- _WORK TO COMPLETE_: Print all the data, keeping every line exactly as it is.

- _Rows from a figure dataset_:
* * * *
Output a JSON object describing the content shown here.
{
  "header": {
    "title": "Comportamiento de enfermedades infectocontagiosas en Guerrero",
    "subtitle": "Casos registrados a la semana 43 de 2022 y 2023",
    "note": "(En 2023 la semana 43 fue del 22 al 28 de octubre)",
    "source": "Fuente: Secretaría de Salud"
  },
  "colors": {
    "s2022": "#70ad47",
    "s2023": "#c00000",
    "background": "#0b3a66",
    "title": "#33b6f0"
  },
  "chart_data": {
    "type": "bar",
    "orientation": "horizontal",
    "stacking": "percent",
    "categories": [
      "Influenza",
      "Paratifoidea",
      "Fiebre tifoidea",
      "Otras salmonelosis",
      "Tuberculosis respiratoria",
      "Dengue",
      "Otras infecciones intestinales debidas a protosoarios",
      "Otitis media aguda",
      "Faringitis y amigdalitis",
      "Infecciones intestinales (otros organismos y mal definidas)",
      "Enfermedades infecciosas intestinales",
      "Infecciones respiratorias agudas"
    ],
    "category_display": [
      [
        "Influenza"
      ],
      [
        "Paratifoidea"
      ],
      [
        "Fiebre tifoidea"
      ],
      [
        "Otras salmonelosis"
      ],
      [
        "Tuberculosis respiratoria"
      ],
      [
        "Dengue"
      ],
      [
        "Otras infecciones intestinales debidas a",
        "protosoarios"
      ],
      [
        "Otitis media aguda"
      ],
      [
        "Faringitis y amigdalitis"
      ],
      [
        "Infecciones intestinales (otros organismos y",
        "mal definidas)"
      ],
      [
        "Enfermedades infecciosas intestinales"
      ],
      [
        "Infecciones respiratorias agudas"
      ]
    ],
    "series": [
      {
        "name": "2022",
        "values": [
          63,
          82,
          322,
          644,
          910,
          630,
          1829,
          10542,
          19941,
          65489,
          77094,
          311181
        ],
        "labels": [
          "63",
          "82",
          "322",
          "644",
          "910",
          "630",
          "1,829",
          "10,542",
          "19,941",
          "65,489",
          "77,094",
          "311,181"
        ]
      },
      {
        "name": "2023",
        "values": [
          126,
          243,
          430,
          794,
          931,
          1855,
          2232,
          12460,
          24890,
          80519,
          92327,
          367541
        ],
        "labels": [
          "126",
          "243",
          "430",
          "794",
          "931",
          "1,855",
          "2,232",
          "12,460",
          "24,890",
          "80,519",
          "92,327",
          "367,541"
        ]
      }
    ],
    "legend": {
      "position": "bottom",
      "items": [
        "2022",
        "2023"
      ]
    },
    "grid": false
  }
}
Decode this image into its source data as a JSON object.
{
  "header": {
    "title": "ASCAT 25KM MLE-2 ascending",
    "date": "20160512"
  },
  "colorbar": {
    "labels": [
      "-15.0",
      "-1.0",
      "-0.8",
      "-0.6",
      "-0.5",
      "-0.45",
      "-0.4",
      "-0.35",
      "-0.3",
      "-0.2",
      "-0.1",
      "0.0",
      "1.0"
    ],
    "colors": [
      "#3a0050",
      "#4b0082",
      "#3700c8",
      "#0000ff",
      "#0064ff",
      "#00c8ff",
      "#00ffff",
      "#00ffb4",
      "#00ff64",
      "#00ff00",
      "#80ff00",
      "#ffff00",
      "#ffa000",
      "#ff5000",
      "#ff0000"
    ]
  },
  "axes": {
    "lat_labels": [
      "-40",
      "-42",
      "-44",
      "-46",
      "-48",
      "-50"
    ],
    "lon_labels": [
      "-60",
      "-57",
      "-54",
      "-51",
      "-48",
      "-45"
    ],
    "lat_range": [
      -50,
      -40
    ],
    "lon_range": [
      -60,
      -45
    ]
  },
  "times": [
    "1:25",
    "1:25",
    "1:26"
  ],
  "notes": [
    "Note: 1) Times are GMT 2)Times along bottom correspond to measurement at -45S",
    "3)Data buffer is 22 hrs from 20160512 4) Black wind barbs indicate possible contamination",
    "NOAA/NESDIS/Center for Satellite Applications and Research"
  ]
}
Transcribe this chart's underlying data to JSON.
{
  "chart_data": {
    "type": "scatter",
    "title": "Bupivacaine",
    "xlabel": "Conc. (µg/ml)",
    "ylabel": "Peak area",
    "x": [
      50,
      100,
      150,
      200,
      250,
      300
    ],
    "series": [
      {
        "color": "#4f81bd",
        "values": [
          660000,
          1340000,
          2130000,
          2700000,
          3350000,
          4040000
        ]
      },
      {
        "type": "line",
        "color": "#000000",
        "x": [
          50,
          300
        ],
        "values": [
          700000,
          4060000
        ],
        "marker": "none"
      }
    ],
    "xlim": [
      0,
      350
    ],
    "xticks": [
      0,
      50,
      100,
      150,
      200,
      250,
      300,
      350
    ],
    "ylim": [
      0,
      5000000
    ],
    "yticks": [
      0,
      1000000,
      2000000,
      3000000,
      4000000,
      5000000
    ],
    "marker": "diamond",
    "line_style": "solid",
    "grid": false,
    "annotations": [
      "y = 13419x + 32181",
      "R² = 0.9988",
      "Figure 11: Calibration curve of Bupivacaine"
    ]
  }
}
* * * *
- _EXERCISE SOLUTION_:
Output a JSON object describing the content shown here.
{
  "header": {
    "title": "Comportamiento de enfermedades infectocontagiosas en Guerrero",
    "subtitle": "Casos registrados a la semana 43 de 2022 y 2023",
    "note": "(En 2023 la semana 43 fue del 22 al 28 de octubre)",
    "source": "Fuente: Secretaría de Salud"
  },
  "colors": {
    "s2022": "#70ad47",
    "s2023": "#c00000",
    "background": "#0b3a66",
    "title": "#33b6f0"
  },
  "chart_data": {
    "type": "bar",
    "orientation": "horizontal",
    "stacking": "percent",
    "categories": [
      "Influenza",
      "Paratifoidea",
      "Fiebre tifoidea",
      "Otras salmonelosis",
      "Tuberculosis respiratoria",
      "Dengue",
      "Otras infecciones intestinales debidas a protosoarios",
      "Otitis media aguda",
      "Faringitis y amigdalitis",
      "Infecciones intestinales (otros organismos y mal definidas)",
      "Enfermedades infecciosas intestinales",
      "Infecciones respiratorias agudas"
    ],
    "category_display": [
      [
        "Influenza"
      ],
      [
        "Paratifoidea"
      ],
      [
        "Fiebre tifoidea"
      ],
      [
        "Otras salmonelosis"
      ],
      [
        "Tuberculosis respiratoria"
      ],
      [
        "Dengue"
      ],
      [
        "Otras infecciones intestinales debidas a",
        "protosoarios"
      ],
      [
        "Otitis media aguda"
      ],
      [
        "Faringitis y amigdalitis"
      ],
      [
        "Infecciones intestinales (otros organismos y",
        "mal definidas)"
      ],
      [
        "Enfermedades infecciosas intestinales"
      ],
      [
        "Infecciones respiratorias agudas"
      ]
    ],
    "series": [
      {
        "name": "2022",
        "values": [
          63,
          82,
          322,
          644,
          910,
          630,
          1829,
          10542,
          19941,
          65489,
          77094,
          311181
        ],
        "labels": [
          "63",
          "82",
          "322",
          "644",
          "910",
          "630",
          "1,829",
          "10,542",
          "19,941",
          "65,489",
          "77,094",
          "311,181"
        ]
      },
      {
        "name": "2023",
        "values": [
          126,
          243,
          430,
          794,
          931,
          1855,
          2232,
          12460,
          24890,
          80519,
          92327,
          367541
        ],
        "labels": [
          "126",
          "243",
          "430",
          "794",
          "931",
          "1,855",
          "2,232",
          "12,460",
          "24,890",
          "80,519",
          "92,327",
          "367,541"
        ]
      }
    ],
    "legend": {
      "position": "bottom",
      "items": [
        "2022",
        "2023"
      ]
    },
    "grid": false
  }
}
Decode this image into its source data as a JSON object.
{
  "header": {
    "title": "ASCAT 25KM MLE-2 ascending",
    "date": "20160512"
  },
  "colorbar": {
    "labels": [
      "-15.0",
      "-1.0",
      "-0.8",
      "-0.6",
      "-0.5",
      "-0.45",
      "-0.4",
      "-0.35",
      "-0.3",
      "-0.2",
      "-0.1",
      "0.0",
      "1.0"
    ],
    "colors": [
      "#3a0050",
      "#4b0082",
      "#3700c8",
      "#0000ff",
      "#0064ff",
      "#00c8ff",
      "#00ffff",
      "#00ffb4",
      "#00ff64",
      "#00ff00",
      "#80ff00",
      "#ffff00",
      "#ffa000",
      "#ff5000",
      "#ff0000"
    ]
  },
  "axes": {
    "lat_labels": [
      "-40",
      "-42",
      "-44",
      "-46",
      "-48",
      "-50"
    ],
    "lon_labels": [
      "-60",
      "-57",
      "-54",
      "-51",
      "-48",
      "-45"
    ],
    "lat_range": [
      -50,
      -40
    ],
    "lon_range": [
      -60,
      -45
    ]
  },
  "times": [
    "1:25",
    "1:25",
    "1:26"
  ],
  "notes": [
    "Note: 1) Times are GMT 2)Times along bottom correspond to measurement at -45S",
    "3)Data buffer is 22 hrs from 20160512 4) Black wind barbs indicate possible contamination",
    "NOAA/NESDIS/Center for Satellite Applications and Research"
  ]
}
Transcribe this chart's underlying data to JSON.
{
  "chart_data": {
    "type": "scatter",
    "title": "Bupivacaine",
    "xlabel": "Conc. (µg/ml)",
    "ylabel": "Peak area",
    "x": [
      50,
      100,
      150,
      200,
      250,
      300
    ],
    "series": [
      {
        "color": "#4f81bd",
        "values": [
          660000,
          1340000,
          2130000,
          2700000,
          3350000,
          4040000
        ]
      },
      {
        "type": "line",
        "color": "#000000",
        "x": [
          50,
          300
        ],
        "values": [
          700000,
          4060000
        ],
        "marker": "none"
      }
    ],
    "xlim": [
      0,
      350
    ],
    "xticks": [
      0,
      50,
      100,
      150,
      200,
      250,
      300,
      350
    ],
    "ylim": [
      0,
      5000000
    ],
    "yticks": [
      0,
      1000000,
      2000000,
      3000000,
      4000000,
      5000000
    ],
    "marker": "diamond",
    "line_style": "solid",
    "grid": false,
    "annotations": [
      "y = 13419x + 32181",
      "R² = 0.9988",
      "Figure 11: Calibration curve of Bupivacaine"
    ]
  }
}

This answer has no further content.